— START Dataset entries —

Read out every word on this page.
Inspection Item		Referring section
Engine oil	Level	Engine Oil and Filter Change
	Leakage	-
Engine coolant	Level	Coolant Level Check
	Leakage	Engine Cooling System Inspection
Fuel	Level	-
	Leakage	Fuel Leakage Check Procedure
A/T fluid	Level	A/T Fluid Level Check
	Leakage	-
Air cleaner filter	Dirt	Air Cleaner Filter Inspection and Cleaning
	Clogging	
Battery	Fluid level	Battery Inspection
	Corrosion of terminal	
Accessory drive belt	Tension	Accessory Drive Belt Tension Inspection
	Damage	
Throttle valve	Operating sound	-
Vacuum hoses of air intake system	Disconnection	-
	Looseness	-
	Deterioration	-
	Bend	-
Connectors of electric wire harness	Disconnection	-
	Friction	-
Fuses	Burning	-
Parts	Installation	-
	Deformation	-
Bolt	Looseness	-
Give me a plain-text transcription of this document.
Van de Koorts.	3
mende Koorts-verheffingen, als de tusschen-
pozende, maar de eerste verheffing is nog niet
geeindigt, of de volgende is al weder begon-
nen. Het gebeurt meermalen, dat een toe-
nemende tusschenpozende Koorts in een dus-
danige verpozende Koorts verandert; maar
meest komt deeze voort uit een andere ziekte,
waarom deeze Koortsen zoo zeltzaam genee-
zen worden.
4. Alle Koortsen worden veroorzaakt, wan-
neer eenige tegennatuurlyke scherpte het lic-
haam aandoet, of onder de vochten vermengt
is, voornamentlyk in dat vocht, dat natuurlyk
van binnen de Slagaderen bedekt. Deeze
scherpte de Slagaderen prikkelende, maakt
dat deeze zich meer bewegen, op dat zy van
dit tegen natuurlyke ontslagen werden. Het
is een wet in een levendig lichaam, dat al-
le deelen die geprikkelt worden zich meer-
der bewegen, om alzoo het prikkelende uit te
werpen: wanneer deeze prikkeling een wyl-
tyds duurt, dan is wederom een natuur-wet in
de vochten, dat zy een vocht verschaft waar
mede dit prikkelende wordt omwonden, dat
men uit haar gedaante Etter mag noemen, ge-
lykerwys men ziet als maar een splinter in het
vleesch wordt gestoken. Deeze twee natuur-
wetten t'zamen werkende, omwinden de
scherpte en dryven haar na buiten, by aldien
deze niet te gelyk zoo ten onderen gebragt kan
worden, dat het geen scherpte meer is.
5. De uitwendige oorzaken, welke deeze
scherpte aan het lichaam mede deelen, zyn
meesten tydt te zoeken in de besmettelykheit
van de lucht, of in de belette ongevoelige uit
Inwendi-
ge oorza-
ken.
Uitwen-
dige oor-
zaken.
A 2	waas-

— END Dataset entries —

▶ [Directive] Copy each line above containing the string "Leakage".

▶ [The response]
	Leakage	-
	Leakage	Engine Cooling System Inspection
	Leakage	Fuel Leakage Check Procedure
	Leakage	-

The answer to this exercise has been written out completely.